* _Task instructions_: Copy the data exactly; pictures stay out of the copy.

(Saved entries)
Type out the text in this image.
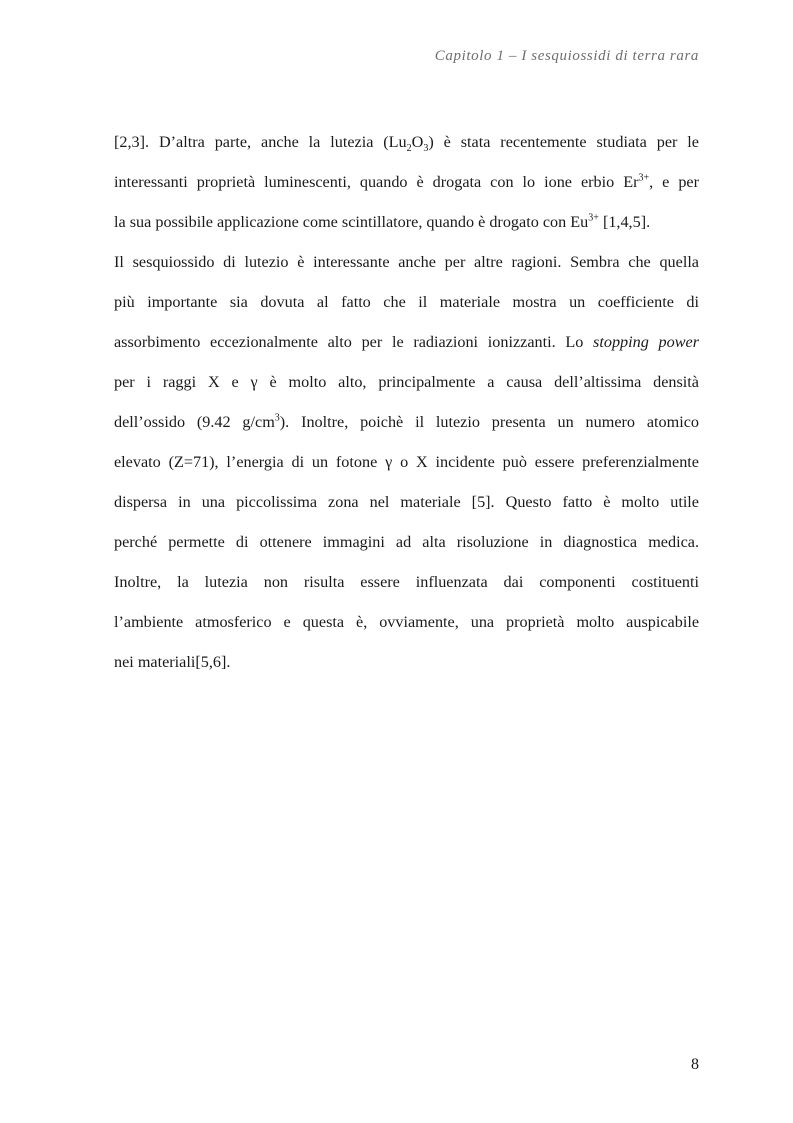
Capitolo 1 – I sesquiossidi di terra rara
[2,3]. D’altra parte, anche la lutezia $(Lu_2O_3)$ è stata recentemente studiata per le
interessanti proprietà luminescenti, quando è drogata con lo ione erbio $Er^{3+}$, e per
la sua possibile applicazione come scintillatore, quando è drogato con $Eu^{3+}$ [1,4,5].
Il sesquiossido di lutezio è interessante anche per altre ragioni. Sembra che quella
più importante sia dovuta al fatto che il materiale mostra un coefficiente di
assorbimento eccezionalmente alto per le radiazioni ionizzanti. Lo stopping power
per i raggi X e γ è molto alto, principalmente a causa dell’altissima densità
dell’ossido (9.42 $g/cm^3$). Inoltre, poichè il lutezio presenta un numero atomico
elevato (Z=71), l’energia di un fotone γ o X incidente può essere preferenzialmente
dispersa in una piccolissima zona nel materiale [5]. Questo fatto è molto utile
perché permette di ottenere immagini ad alta risoluzione in diagnostica medica.
Inoltre, la lutezia non risulta essere influenzata dai componenti costituenti
l’ambiente atmosferico e questa è, ovviamente, una proprietà molto auspicabile
nei materiali[5,6].
8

* _Result of this task_:
Type out the text in this image.
Capitolo 1 – I sesquiossidi di terra rara
[2,3]. D’altra parte, anche la lutezia $(Lu_2O_3)$ è stata recentemente studiata per le
interessanti proprietà luminescenti, quando è drogata con lo ione erbio $Er^{3+}$, e per
la sua possibile applicazione come scintillatore, quando è drogato con $Eu^{3+}$ [1,4,5].
Il sesquiossido di lutezio è interessante anche per altre ragioni. Sembra che quella
più importante sia dovuta al fatto che il materiale mostra un coefficiente di
assorbimento eccezionalmente alto per le radiazioni ionizzanti. Lo stopping power
per i raggi X e γ è molto alto, principalmente a causa dell’altissima densità
dell’ossido (9.42 $g/cm^3$). Inoltre, poichè il lutezio presenta un numero atomico
elevato (Z=71), l’energia di un fotone γ o X incidente può essere preferenzialmente
dispersa in una piccolissima zona nel materiale [5]. Questo fatto è molto utile
perché permette di ottenere immagini ad alta risoluzione in diagnostica medica.
Inoltre, la lutezia non risulta essere influenzata dai componenti costituenti
l’ambiente atmosferico e questa è, ovviamente, una proprietà molto auspicabile
nei materiali[5,6].
8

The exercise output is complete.